═══ EXERCISE INPUTS

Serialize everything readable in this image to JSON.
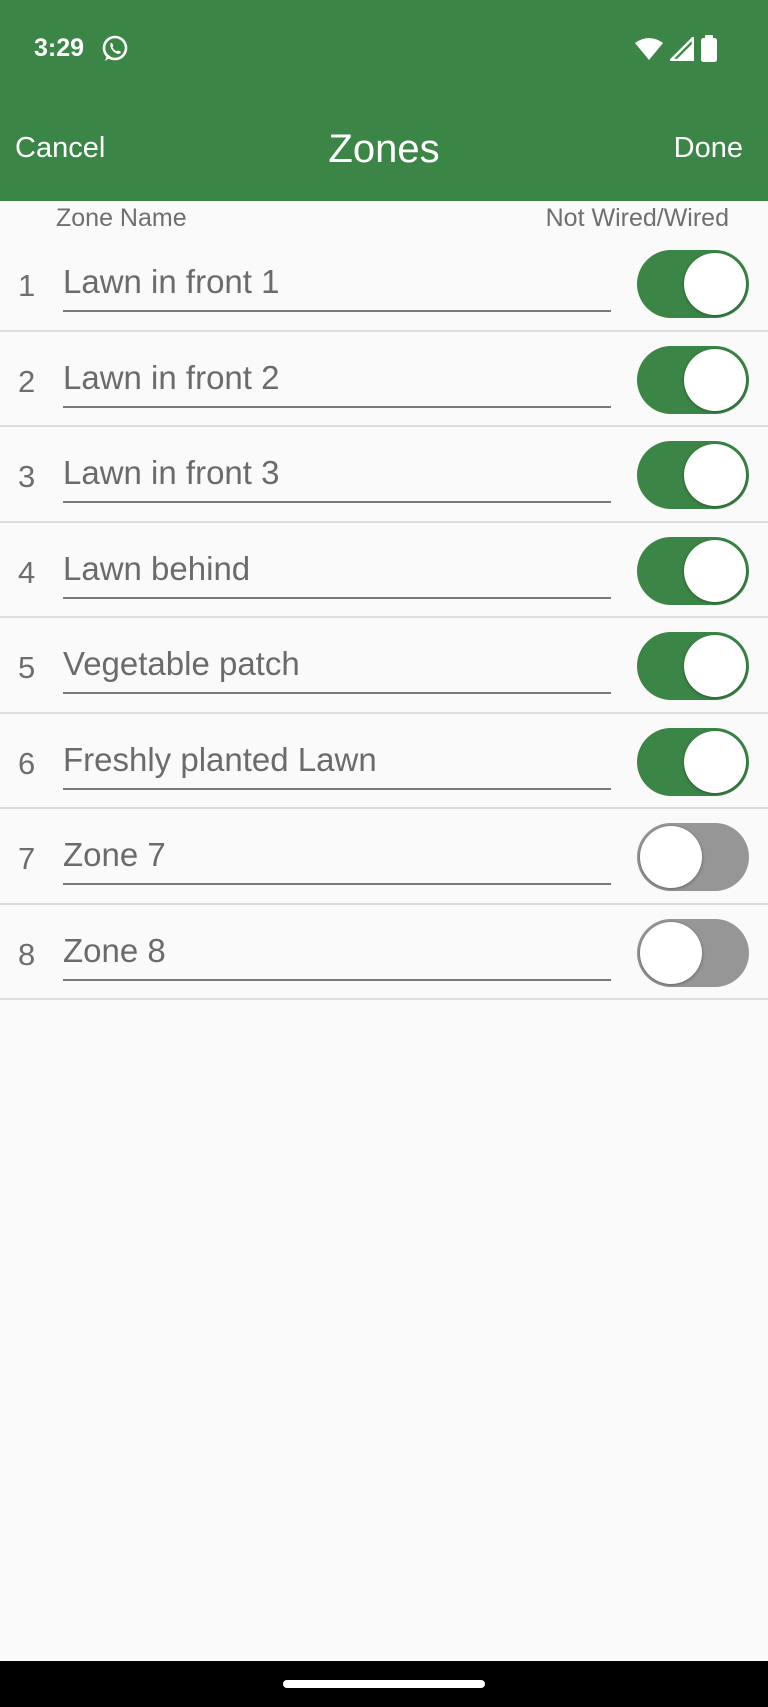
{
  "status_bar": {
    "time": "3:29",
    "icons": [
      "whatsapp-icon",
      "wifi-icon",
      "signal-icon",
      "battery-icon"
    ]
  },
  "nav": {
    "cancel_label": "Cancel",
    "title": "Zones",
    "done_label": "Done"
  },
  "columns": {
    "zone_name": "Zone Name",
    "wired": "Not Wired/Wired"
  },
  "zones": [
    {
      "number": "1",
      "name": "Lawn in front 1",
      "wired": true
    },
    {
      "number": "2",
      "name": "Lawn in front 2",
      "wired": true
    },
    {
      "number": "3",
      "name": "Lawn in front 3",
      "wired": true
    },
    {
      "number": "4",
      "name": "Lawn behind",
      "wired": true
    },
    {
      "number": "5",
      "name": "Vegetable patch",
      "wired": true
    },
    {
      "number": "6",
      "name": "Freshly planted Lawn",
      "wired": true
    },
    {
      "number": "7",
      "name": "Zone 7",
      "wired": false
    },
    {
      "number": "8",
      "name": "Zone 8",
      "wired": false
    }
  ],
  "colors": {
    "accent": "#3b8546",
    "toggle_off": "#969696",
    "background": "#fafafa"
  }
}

══════
═══ EXERCISE INPUTS

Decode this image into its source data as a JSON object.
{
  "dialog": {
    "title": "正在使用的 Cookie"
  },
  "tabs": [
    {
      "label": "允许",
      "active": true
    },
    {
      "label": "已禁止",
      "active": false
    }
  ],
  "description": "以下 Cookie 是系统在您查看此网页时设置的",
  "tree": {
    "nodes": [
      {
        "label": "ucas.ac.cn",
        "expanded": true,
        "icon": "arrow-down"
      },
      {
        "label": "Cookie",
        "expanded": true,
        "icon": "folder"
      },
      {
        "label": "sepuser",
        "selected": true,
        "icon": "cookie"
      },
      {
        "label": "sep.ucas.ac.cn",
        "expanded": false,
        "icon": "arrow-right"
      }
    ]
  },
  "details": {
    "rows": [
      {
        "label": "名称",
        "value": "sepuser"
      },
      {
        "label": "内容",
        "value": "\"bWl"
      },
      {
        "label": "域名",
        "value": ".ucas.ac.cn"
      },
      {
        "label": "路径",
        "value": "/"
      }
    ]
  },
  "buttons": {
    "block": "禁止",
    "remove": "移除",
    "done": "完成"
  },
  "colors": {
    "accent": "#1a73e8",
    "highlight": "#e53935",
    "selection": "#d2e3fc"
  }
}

══════

(GIVEN INSTRUCTION)
Check each line of the material above for "Lawn" and say how many lines contain it, giving the number alone.

(RESPONSE)
5